- [THE PROBLEM]:
Find every line in the records that holds the string "Windgeschwindigkeit". Copy each one.
— begin AVAILABLE RECORDS —
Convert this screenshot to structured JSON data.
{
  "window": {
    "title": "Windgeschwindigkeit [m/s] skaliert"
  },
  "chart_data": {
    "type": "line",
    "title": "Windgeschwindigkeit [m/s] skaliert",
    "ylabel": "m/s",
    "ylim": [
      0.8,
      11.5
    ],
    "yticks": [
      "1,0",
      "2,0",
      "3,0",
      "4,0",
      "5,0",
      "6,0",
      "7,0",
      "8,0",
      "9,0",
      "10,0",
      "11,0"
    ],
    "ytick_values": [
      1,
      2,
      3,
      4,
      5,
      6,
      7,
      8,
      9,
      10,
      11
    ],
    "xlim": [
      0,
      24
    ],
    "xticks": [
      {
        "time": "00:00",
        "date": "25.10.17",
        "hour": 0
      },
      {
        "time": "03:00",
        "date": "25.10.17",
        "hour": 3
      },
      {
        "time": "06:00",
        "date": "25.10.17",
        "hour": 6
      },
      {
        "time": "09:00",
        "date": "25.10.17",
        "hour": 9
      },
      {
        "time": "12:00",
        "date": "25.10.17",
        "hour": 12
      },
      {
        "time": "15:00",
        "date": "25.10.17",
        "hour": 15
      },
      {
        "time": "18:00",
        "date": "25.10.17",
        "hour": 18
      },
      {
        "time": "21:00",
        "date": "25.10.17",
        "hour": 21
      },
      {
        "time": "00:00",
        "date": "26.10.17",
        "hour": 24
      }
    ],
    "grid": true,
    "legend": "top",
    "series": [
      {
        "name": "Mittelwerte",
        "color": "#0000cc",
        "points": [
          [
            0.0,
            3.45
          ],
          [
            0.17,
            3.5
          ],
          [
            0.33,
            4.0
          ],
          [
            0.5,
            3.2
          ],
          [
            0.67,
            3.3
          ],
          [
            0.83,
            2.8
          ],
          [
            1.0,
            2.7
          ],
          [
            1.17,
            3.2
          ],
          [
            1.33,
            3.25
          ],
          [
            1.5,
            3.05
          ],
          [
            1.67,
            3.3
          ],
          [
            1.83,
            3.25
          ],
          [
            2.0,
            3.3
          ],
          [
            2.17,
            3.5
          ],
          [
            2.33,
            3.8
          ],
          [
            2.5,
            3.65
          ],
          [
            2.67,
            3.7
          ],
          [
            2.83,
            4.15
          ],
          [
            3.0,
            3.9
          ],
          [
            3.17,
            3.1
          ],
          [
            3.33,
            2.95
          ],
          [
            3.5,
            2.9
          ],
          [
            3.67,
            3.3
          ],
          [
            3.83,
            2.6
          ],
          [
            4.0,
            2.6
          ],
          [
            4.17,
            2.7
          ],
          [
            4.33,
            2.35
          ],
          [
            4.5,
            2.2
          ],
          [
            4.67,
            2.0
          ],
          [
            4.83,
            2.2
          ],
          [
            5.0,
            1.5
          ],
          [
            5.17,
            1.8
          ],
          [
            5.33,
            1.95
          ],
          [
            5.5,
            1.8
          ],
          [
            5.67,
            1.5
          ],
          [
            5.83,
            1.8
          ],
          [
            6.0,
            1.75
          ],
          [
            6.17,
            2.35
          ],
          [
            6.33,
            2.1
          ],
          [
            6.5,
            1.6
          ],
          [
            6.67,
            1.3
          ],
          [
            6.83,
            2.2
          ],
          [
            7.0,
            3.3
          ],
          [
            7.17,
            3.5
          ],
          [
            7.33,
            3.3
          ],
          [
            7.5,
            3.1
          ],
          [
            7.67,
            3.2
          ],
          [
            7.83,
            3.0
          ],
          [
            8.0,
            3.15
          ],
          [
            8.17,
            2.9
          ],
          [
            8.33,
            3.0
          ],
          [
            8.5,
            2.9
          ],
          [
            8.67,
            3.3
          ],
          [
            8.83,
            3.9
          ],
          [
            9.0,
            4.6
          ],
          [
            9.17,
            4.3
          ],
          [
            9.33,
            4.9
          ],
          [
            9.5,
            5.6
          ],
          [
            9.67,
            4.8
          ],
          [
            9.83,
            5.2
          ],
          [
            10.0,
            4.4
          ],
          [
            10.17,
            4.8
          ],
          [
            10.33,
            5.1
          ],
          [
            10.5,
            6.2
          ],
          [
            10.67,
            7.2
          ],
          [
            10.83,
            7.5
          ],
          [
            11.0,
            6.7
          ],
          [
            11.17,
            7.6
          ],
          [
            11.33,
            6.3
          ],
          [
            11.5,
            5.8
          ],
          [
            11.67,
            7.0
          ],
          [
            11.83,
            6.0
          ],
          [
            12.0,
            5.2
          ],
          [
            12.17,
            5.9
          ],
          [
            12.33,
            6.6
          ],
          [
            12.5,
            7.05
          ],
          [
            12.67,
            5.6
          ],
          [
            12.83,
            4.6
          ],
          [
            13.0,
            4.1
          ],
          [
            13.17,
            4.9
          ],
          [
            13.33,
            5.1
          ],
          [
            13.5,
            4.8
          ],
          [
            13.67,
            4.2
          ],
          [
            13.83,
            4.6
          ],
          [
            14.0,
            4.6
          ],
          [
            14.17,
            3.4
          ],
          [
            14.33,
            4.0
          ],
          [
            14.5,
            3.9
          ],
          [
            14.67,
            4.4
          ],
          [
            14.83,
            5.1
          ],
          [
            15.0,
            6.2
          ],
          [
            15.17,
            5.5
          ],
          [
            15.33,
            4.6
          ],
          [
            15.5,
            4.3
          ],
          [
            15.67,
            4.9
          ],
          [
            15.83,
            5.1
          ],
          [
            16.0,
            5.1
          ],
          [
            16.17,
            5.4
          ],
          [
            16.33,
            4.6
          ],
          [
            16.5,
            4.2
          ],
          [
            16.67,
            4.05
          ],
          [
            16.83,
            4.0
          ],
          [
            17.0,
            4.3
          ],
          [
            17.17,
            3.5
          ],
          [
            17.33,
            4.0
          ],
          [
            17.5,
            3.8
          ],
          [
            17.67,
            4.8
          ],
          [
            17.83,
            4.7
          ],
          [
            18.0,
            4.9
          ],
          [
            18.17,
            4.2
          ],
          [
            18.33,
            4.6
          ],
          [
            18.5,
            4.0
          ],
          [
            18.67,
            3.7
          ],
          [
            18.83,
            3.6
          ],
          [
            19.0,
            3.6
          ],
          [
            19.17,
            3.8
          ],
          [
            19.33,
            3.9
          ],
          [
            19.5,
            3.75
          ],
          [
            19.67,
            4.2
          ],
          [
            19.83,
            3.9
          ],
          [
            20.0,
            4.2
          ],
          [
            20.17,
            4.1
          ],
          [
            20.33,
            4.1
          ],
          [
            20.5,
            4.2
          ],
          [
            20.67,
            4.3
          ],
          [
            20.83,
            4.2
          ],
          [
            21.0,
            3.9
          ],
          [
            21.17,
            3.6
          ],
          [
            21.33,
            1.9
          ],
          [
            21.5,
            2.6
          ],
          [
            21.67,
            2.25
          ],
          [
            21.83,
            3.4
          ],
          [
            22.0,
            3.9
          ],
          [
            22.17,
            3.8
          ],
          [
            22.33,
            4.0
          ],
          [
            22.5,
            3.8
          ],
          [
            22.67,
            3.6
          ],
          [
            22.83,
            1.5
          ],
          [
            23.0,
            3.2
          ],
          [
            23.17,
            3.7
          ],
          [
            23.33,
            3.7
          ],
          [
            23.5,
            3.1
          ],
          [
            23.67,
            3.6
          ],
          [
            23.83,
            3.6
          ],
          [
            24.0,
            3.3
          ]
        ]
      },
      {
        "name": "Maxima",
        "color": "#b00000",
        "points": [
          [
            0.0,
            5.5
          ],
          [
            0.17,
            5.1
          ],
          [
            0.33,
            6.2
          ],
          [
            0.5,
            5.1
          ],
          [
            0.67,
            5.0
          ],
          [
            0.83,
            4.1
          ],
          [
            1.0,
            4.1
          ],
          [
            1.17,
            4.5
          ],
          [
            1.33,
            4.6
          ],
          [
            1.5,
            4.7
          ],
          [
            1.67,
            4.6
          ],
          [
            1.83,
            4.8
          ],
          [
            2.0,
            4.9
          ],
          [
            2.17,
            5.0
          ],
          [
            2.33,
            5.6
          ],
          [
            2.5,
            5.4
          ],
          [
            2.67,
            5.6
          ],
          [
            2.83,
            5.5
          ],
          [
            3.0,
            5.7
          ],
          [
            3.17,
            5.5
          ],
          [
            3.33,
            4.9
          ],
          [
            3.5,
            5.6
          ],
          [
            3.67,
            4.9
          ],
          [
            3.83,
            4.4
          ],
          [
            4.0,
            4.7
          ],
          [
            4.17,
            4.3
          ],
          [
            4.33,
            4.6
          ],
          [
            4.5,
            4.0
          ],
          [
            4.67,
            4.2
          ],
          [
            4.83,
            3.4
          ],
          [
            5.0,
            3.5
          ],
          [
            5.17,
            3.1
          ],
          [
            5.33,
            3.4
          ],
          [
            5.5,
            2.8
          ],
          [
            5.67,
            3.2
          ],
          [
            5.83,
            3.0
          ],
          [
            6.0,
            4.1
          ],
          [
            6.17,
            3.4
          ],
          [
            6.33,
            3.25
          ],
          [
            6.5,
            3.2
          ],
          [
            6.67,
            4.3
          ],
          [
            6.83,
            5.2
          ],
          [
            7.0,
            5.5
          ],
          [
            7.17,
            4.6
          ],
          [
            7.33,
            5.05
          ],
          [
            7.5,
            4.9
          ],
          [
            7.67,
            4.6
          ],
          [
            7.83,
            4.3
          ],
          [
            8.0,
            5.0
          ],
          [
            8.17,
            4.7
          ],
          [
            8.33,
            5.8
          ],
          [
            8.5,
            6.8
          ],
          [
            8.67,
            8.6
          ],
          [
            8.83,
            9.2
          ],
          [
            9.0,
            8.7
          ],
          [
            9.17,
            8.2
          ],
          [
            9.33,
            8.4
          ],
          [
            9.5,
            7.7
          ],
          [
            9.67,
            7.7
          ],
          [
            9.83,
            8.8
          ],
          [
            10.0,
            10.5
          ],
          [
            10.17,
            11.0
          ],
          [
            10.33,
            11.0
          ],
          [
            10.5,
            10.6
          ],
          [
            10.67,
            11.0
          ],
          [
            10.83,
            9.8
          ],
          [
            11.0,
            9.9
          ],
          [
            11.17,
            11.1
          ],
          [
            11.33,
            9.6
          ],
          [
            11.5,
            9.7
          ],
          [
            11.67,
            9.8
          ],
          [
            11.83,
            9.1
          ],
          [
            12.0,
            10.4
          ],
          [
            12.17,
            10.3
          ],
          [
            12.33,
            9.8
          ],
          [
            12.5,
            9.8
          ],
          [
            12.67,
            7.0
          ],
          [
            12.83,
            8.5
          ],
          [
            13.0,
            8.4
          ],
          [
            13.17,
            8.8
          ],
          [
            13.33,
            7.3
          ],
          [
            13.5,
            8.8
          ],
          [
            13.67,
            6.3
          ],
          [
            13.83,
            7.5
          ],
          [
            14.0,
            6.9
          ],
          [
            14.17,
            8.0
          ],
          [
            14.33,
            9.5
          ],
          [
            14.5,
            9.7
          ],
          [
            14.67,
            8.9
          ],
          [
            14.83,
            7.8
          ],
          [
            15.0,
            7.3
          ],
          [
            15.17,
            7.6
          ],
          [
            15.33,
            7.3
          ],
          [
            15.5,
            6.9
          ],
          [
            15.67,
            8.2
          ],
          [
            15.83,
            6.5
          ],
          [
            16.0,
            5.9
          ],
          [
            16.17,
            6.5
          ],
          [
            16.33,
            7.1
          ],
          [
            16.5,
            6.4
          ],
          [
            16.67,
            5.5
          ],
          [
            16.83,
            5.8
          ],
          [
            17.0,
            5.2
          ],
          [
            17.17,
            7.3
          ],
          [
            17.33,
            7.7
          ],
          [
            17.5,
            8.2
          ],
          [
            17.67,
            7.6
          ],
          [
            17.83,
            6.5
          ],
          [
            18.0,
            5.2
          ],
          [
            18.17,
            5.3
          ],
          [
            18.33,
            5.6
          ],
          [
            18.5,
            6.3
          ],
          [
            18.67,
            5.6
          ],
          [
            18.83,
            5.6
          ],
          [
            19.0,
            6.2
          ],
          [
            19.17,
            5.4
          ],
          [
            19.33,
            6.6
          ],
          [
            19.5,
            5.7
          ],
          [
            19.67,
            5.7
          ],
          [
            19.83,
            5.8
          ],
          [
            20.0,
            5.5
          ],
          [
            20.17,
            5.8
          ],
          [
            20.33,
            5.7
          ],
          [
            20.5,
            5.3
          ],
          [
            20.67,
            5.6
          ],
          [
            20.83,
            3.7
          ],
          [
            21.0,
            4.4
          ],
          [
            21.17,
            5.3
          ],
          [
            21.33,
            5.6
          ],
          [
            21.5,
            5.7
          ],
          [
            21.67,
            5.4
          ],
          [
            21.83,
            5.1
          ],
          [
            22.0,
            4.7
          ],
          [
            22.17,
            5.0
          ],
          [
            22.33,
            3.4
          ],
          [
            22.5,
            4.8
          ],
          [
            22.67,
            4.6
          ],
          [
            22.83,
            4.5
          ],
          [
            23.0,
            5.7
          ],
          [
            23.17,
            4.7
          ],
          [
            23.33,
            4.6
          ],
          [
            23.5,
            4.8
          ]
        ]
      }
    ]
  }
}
— end AVAILABLE RECORDS —
— begin AVAILABLE RECORDS —
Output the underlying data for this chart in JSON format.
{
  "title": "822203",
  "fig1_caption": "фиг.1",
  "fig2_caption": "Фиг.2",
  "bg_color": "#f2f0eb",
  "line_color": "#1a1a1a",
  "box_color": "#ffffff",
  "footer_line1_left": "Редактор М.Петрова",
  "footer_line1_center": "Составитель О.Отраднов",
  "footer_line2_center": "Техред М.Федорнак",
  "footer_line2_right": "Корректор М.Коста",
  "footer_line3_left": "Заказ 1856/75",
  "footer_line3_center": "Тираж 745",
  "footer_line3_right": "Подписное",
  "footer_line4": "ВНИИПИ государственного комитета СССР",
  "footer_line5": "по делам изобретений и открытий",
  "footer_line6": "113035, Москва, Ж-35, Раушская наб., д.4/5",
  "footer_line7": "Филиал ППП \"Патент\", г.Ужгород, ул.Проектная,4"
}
— end AVAILABLE RECORDS —
- [SOLUTION]:
    "title": "Windgeschwindigkeit [m/s] skaliert"
    "title": "Windgeschwindigkeit [m/s] skaliert",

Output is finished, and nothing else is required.